------ MATERIAL ------
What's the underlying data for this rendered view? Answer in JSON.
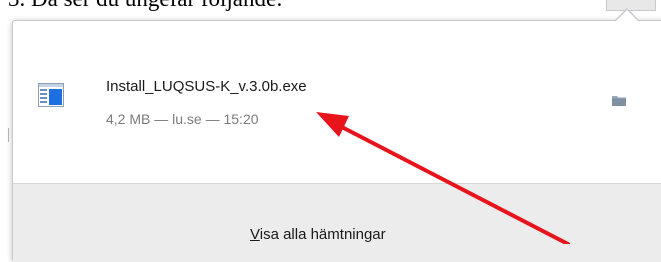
{
  "document": {
    "instruction_text": "3. Då ser du ungefär följande:"
  },
  "download_panel": {
    "item": {
      "file_name": "Install_LUQSUS-K_v.3.0b.exe",
      "meta": "4,2 MB — lu.se — 15:20",
      "file_icon": "application-window-icon",
      "action_icon": "folder-icon"
    },
    "footer": {
      "show_all_accesskey": "V",
      "show_all_rest": "isa alla hämtningar"
    }
  },
  "annotation": {
    "arrow_color": "#e8141c"
  }
}
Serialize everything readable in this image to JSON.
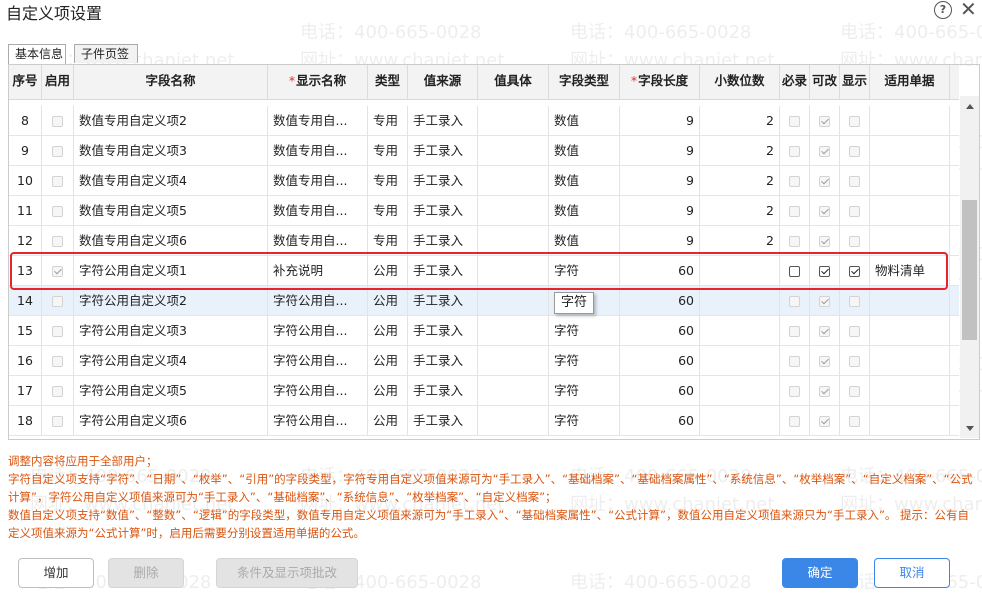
{
  "dialog": {
    "title": "自定义项设置",
    "help_icon": "?",
    "close_icon": "✕"
  },
  "tabs": [
    {
      "label": "基本信息",
      "active": true
    },
    {
      "label": "子件页签",
      "active": false
    }
  ],
  "columns": [
    {
      "key": "seq",
      "label": "序号",
      "required": false
    },
    {
      "key": "enabled",
      "label": "启用",
      "required": false
    },
    {
      "key": "field_name",
      "label": "字段名称",
      "required": false
    },
    {
      "key": "display_name",
      "label": "显示名称",
      "required": true
    },
    {
      "key": "type",
      "label": "类型",
      "required": false
    },
    {
      "key": "value_source",
      "label": "值来源",
      "required": false
    },
    {
      "key": "value_detail",
      "label": "值具体",
      "required": false
    },
    {
      "key": "field_type",
      "label": "字段类型",
      "required": false
    },
    {
      "key": "field_length",
      "label": "字段长度",
      "required": true
    },
    {
      "key": "decimals",
      "label": "小数位数",
      "required": false
    },
    {
      "key": "mandatory",
      "label": "必录",
      "required": false
    },
    {
      "key": "editable",
      "label": "可改",
      "required": false
    },
    {
      "key": "visible",
      "label": "显示",
      "required": false
    },
    {
      "key": "applicable_docs",
      "label": "适用单据",
      "required": false
    }
  ],
  "rows": [
    {
      "seq": "8",
      "enabled": false,
      "field_name": "数值专用自定义项2",
      "display_name": "数值专用自...",
      "type": "专用",
      "value_source": "手工录入",
      "value_detail": "",
      "field_type": "数值",
      "field_length": "9",
      "decimals": "2",
      "mandatory": false,
      "editable": true,
      "visible": false,
      "applicable_docs": ""
    },
    {
      "seq": "9",
      "enabled": false,
      "field_name": "数值专用自定义项3",
      "display_name": "数值专用自...",
      "type": "专用",
      "value_source": "手工录入",
      "value_detail": "",
      "field_type": "数值",
      "field_length": "9",
      "decimals": "2",
      "mandatory": false,
      "editable": true,
      "visible": false,
      "applicable_docs": ""
    },
    {
      "seq": "10",
      "enabled": false,
      "field_name": "数值专用自定义项4",
      "display_name": "数值专用自...",
      "type": "专用",
      "value_source": "手工录入",
      "value_detail": "",
      "field_type": "数值",
      "field_length": "9",
      "decimals": "2",
      "mandatory": false,
      "editable": true,
      "visible": false,
      "applicable_docs": ""
    },
    {
      "seq": "11",
      "enabled": false,
      "field_name": "数值专用自定义项5",
      "display_name": "数值专用自...",
      "type": "专用",
      "value_source": "手工录入",
      "value_detail": "",
      "field_type": "数值",
      "field_length": "9",
      "decimals": "2",
      "mandatory": false,
      "editable": true,
      "visible": false,
      "applicable_docs": ""
    },
    {
      "seq": "12",
      "enabled": false,
      "field_name": "数值专用自定义项6",
      "display_name": "数值专用自...",
      "type": "专用",
      "value_source": "手工录入",
      "value_detail": "",
      "field_type": "数值",
      "field_length": "9",
      "decimals": "2",
      "mandatory": false,
      "editable": true,
      "visible": false,
      "applicable_docs": ""
    },
    {
      "seq": "13",
      "enabled": true,
      "field_name": "字符公用自定义项1",
      "display_name": "补充说明",
      "type": "公用",
      "value_source": "手工录入",
      "value_detail": "",
      "field_type": "字符",
      "field_length": "60",
      "decimals": "",
      "mandatory": false,
      "editable": true,
      "visible": true,
      "applicable_docs": "物料清单",
      "highlighted": true
    },
    {
      "seq": "14",
      "enabled": false,
      "field_name": "字符公用自定义项2",
      "display_name": "字符公用自...",
      "type": "公用",
      "value_source": "手工录入",
      "value_detail": "",
      "field_type": "",
      "field_length": "60",
      "decimals": "",
      "mandatory": false,
      "editable": true,
      "visible": false,
      "applicable_docs": "",
      "selected": true
    },
    {
      "seq": "15",
      "enabled": false,
      "field_name": "字符公用自定义项3",
      "display_name": "字符公用自...",
      "type": "公用",
      "value_source": "手工录入",
      "value_detail": "",
      "field_type": "字符",
      "field_length": "60",
      "decimals": "",
      "mandatory": false,
      "editable": true,
      "visible": false,
      "applicable_docs": ""
    },
    {
      "seq": "16",
      "enabled": false,
      "field_name": "字符公用自定义项4",
      "display_name": "字符公用自...",
      "type": "公用",
      "value_source": "手工录入",
      "value_detail": "",
      "field_type": "字符",
      "field_length": "60",
      "decimals": "",
      "mandatory": false,
      "editable": true,
      "visible": false,
      "applicable_docs": ""
    },
    {
      "seq": "17",
      "enabled": false,
      "field_name": "字符公用自定义项5",
      "display_name": "字符公用自...",
      "type": "公用",
      "value_source": "手工录入",
      "value_detail": "",
      "field_type": "字符",
      "field_length": "60",
      "decimals": "",
      "mandatory": false,
      "editable": true,
      "visible": false,
      "applicable_docs": ""
    },
    {
      "seq": "18",
      "enabled": false,
      "field_name": "字符公用自定义项6",
      "display_name": "字符公用自...",
      "type": "公用",
      "value_source": "手工录入",
      "value_detail": "",
      "field_type": "字符",
      "field_length": "60",
      "decimals": "",
      "mandatory": false,
      "editable": true,
      "visible": false,
      "applicable_docs": ""
    }
  ],
  "tooltip": "字符",
  "notes": [
    "调整内容将应用于全部用户；",
    "字符自定义项支持“字符”、“日期”、“枚举”、“引用”的字段类型，字符专用自定义项值来源可为“手工录入”、“基础档案”、“基础档案属性”、“系统信息”、“枚举档案”、“自定义档案”、“公式计算”，字符公用自定义项值来源可为“手工录入”、“基础档案”、“系统信息”、“枚举档案”、“自定义档案”；",
    "数值自定义项支持“数值”、“整数”、“逻辑”的字段类型，数值专用自定义项值来源可为“手工录入”、“基础档案属性”、“公式计算”，数值公用自定义项值来源只为“手工录入”。 提示：公有自定义项值来源为“公式计算”时，启用后需要分别设置适用单据的公式。"
  ],
  "buttons": {
    "add": "增加",
    "delete": "删除",
    "conditions": "条件及显示项批改",
    "ok": "确定",
    "cancel": "取消"
  },
  "watermark": {
    "phone": "电话：400-665-0028",
    "site": "网址：www.chanjet.net"
  },
  "colors": {
    "accent": "#3a87e8",
    "highlight_border": "#e8232b",
    "notes_text": "#d9540e",
    "required_star": "#e0302b"
  }
}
------
## WHAT YOU WILL DO
Restate the data above exactly, stripping out each image.

## THE SOLUTION
What's the underlying data for this rendered view? Answer in JSON.
{
  "document": {
    "instruction_text": "3. Då ser du ungefär följande:"
  },
  "download_panel": {
    "item": {
      "file_name": "Install_LUQSUS-K_v.3.0b.exe",
      "meta": "4,2 MB — lu.se — 15:20",
      "file_icon": "application-window-icon",
      "action_icon": "folder-icon"
    },
    "footer": {
      "show_all_accesskey": "V",
      "show_all_rest": "isa alla hämtningar"
    }
  },
  "annotation": {
    "arrow_color": "#e8141c"
  }
}
Serialize everything readable in this image to JSON.
{
  "dialog": {
    "title": "自定义项设置",
    "help_icon": "?",
    "close_icon": "✕"
  },
  "tabs": [
    {
      "label": "基本信息",
      "active": true
    },
    {
      "label": "子件页签",
      "active": false
    }
  ],
  "columns": [
    {
      "key": "seq",
      "label": "序号",
      "required": false
    },
    {
      "key": "enabled",
      "label": "启用",
      "required": false
    },
    {
      "key": "field_name",
      "label": "字段名称",
      "required": false
    },
    {
      "key": "display_name",
      "label": "显示名称",
      "required": true
    },
    {
      "key": "type",
      "label": "类型",
      "required": false
    },
    {
      "key": "value_source",
      "label": "值来源",
      "required": false
    },
    {
      "key": "value_detail",
      "label": "值具体",
      "required": false
    },
    {
      "key": "field_type",
      "label": "字段类型",
      "required": false
    },
    {
      "key": "field_length",
      "label": "字段长度",
      "required": true
    },
    {
      "key": "decimals",
      "label": "小数位数",
      "required": false
    },
    {
      "key": "mandatory",
      "label": "必录",
      "required": false
    },
    {
      "key": "editable",
      "label": "可改",
      "required": false
    },
    {
      "key": "visible",
      "label": "显示",
      "required": false
    },
    {
      "key": "applicable_docs",
      "label": "适用单据",
      "required": false
    }
  ],
  "rows": [
    {
      "seq": "8",
      "enabled": false,
      "field_name": "数值专用自定义项2",
      "display_name": "数值专用自...",
      "type": "专用",
      "value_source": "手工录入",
      "value_detail": "",
      "field_type": "数值",
      "field_length": "9",
      "decimals": "2",
      "mandatory": false,
      "editable": true,
      "visible": false,
      "applicable_docs": ""
    },
    {
      "seq": "9",
      "enabled": false,
      "field_name": "数值专用自定义项3",
      "display_name": "数值专用自...",
      "type": "专用",
      "value_source": "手工录入",
      "value_detail": "",
      "field_type": "数值",
      "field_length": "9",
      "decimals": "2",
      "mandatory": false,
      "editable": true,
      "visible": false,
      "applicable_docs": ""
    },
    {
      "seq": "10",
      "enabled": false,
      "field_name": "数值专用自定义项4",
      "display_name": "数值专用自...",
      "type": "专用",
      "value_source": "手工录入",
      "value_detail": "",
      "field_type": "数值",
      "field_length": "9",
      "decimals": "2",
      "mandatory": false,
      "editable": true,
      "visible": false,
      "applicable_docs": ""
    },
    {
      "seq": "11",
      "enabled": false,
      "field_name": "数值专用自定义项5",
      "display_name": "数值专用自...",
      "type": "专用",
      "value_source": "手工录入",
      "value_detail": "",
      "field_type": "数值",
      "field_length": "9",
      "decimals": "2",
      "mandatory": false,
      "editable": true,
      "visible": false,
      "applicable_docs": ""
    },
    {
      "seq": "12",
      "enabled": false,
      "field_name": "数值专用自定义项6",
      "display_name": "数值专用自...",
      "type": "专用",
      "value_source": "手工录入",
      "value_detail": "",
      "field_type": "数值",
      "field_length": "9",
      "decimals": "2",
      "mandatory": false,
      "editable": true,
      "visible": false,
      "applicable_docs": ""
    },
    {
      "seq": "13",
      "enabled": true,
      "field_name": "字符公用自定义项1",
      "display_name": "补充说明",
      "type": "公用",
      "value_source": "手工录入",
      "value_detail": "",
      "field_type": "字符",
      "field_length": "60",
      "decimals": "",
      "mandatory": false,
      "editable": true,
      "visible": true,
      "applicable_docs": "物料清单",
      "highlighted": true
    },
    {
      "seq": "14",
      "enabled": false,
      "field_name": "字符公用自定义项2",
      "display_name": "字符公用自...",
      "type": "公用",
      "value_source": "手工录入",
      "value_detail": "",
      "field_type": "",
      "field_length": "60",
      "decimals": "",
      "mandatory": false,
      "editable": true,
      "visible": false,
      "applicable_docs": "",
      "selected": true
    },
    {
      "seq": "15",
      "enabled": false,
      "field_name": "字符公用自定义项3",
      "display_name": "字符公用自...",
      "type": "公用",
      "value_source": "手工录入",
      "value_detail": "",
      "field_type": "字符",
      "field_length": "60",
      "decimals": "",
      "mandatory": false,
      "editable": true,
      "visible": false,
      "applicable_docs": ""
    },
    {
      "seq": "16",
      "enabled": false,
      "field_name": "字符公用自定义项4",
      "display_name": "字符公用自...",
      "type": "公用",
      "value_source": "手工录入",
      "value_detail": "",
      "field_type": "字符",
      "field_length": "60",
      "decimals": "",
      "mandatory": false,
      "editable": true,
      "visible": false,
      "applicable_docs": ""
    },
    {
      "seq": "17",
      "enabled": false,
      "field_name": "字符公用自定义项5",
      "display_name": "字符公用自...",
      "type": "公用",
      "value_source": "手工录入",
      "value_detail": "",
      "field_type": "字符",
      "field_length": "60",
      "decimals": "",
      "mandatory": false,
      "editable": true,
      "visible": false,
      "applicable_docs": ""
    },
    {
      "seq": "18",
      "enabled": false,
      "field_name": "字符公用自定义项6",
      "display_name": "字符公用自...",
      "type": "公用",
      "value_source": "手工录入",
      "value_detail": "",
      "field_type": "字符",
      "field_length": "60",
      "decimals": "",
      "mandatory": false,
      "editable": true,
      "visible": false,
      "applicable_docs": ""
    }
  ],
  "tooltip": "字符",
  "notes": [
    "调整内容将应用于全部用户；",
    "字符自定义项支持“字符”、“日期”、“枚举”、“引用”的字段类型，字符专用自定义项值来源可为“手工录入”、“基础档案”、“基础档案属性”、“系统信息”、“枚举档案”、“自定义档案”、“公式计算”，字符公用自定义项值来源可为“手工录入”、“基础档案”、“系统信息”、“枚举档案”、“自定义档案”；",
    "数值自定义项支持“数值”、“整数”、“逻辑”的字段类型，数值专用自定义项值来源可为“手工录入”、“基础档案属性”、“公式计算”，数值公用自定义项值来源只为“手工录入”。 提示：公有自定义项值来源为“公式计算”时，启用后需要分别设置适用单据的公式。"
  ],
  "buttons": {
    "add": "增加",
    "delete": "删除",
    "conditions": "条件及显示项批改",
    "ok": "确定",
    "cancel": "取消"
  },
  "watermark": {
    "phone": "电话：400-665-0028",
    "site": "网址：www.chanjet.net"
  },
  "colors": {
    "accent": "#3a87e8",
    "highlight_border": "#e8232b",
    "notes_text": "#d9540e",
    "required_star": "#e0302b"
  }
}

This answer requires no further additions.